=== STATED EXERCISE ===
In the listing that follows, count each line containing the string "Minh" and report only the count.
______________________________
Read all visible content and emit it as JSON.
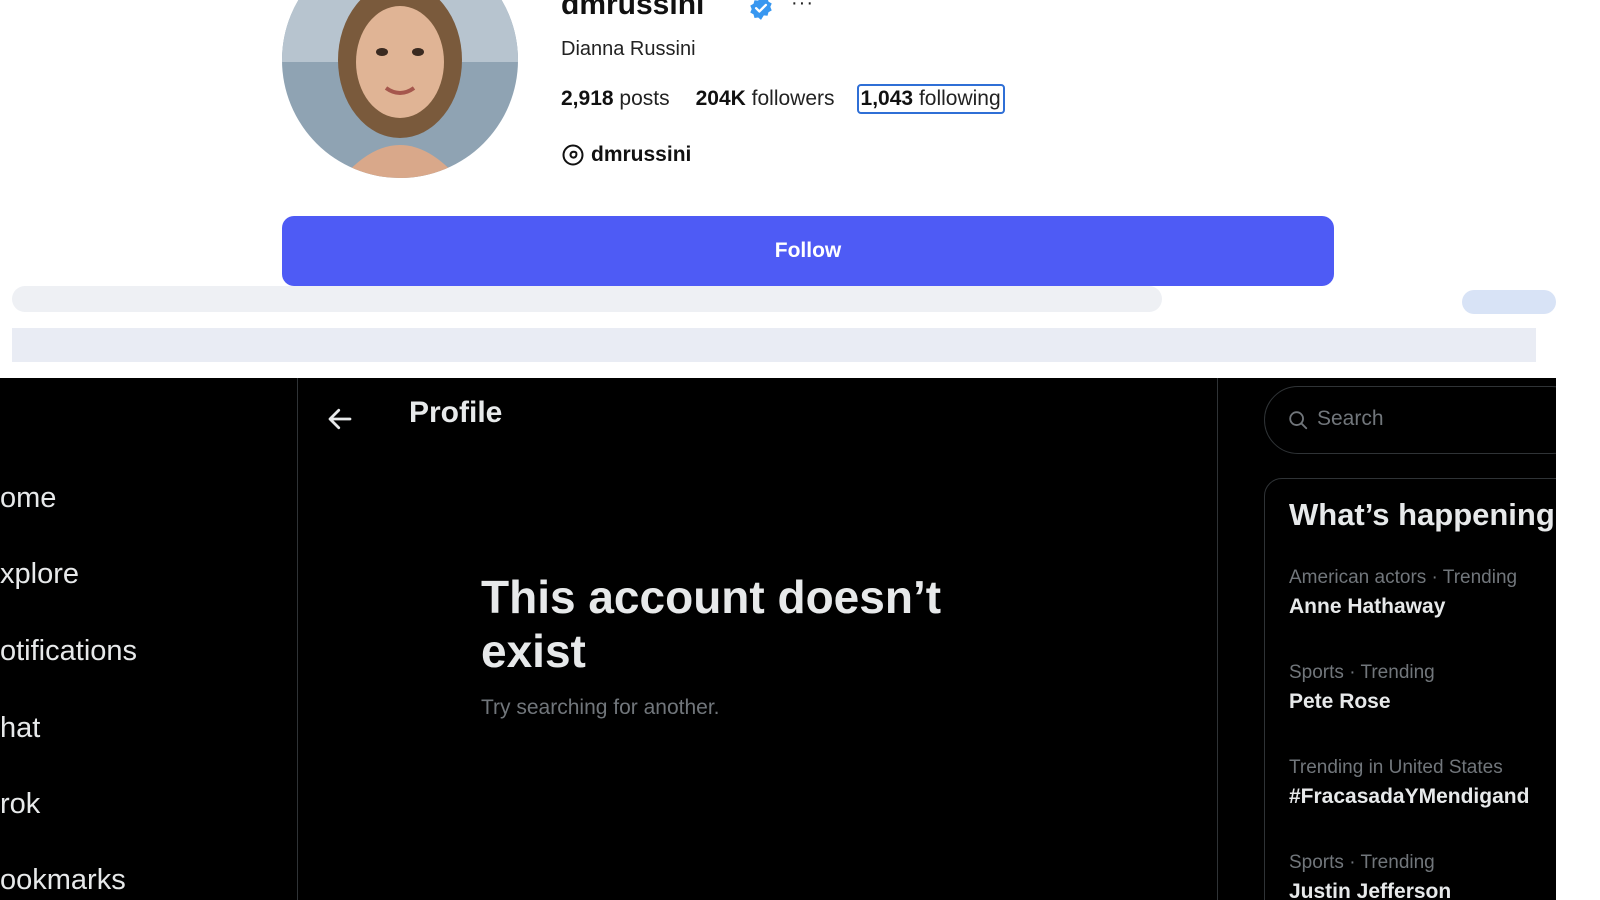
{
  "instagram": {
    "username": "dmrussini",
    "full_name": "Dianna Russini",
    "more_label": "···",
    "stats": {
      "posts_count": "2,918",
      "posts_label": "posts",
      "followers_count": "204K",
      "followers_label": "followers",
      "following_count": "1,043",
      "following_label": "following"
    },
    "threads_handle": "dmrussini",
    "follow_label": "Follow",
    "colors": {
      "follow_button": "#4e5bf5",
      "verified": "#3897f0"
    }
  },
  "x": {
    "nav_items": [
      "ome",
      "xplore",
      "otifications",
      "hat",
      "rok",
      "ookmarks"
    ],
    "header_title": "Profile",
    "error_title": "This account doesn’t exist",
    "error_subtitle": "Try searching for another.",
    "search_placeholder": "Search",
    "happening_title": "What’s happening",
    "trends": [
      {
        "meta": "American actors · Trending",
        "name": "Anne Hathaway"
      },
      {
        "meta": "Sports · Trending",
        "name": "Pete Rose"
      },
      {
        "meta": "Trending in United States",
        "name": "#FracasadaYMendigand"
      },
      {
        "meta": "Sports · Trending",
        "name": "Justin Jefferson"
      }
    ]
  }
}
______________________________
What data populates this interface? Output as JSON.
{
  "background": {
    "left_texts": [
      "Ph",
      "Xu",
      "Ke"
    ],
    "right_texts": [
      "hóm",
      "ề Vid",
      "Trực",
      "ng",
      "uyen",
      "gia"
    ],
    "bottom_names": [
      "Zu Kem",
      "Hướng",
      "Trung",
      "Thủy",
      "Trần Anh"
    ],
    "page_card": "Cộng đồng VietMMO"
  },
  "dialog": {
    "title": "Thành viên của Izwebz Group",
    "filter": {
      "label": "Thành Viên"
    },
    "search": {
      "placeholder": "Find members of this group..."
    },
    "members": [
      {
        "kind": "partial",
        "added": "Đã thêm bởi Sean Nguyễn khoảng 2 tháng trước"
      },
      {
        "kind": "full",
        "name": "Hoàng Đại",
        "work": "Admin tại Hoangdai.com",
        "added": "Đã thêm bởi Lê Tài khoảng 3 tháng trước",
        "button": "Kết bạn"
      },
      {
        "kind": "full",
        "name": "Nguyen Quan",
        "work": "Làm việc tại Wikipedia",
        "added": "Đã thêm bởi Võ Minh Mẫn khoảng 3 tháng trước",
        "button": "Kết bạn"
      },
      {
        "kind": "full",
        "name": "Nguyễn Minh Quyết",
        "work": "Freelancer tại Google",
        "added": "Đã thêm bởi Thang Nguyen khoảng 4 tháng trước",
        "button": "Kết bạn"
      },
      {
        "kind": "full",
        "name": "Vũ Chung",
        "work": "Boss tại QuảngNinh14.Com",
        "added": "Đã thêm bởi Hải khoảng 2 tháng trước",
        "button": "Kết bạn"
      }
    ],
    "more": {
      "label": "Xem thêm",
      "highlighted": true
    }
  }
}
______________________________
=== FULL ANSWER ===
2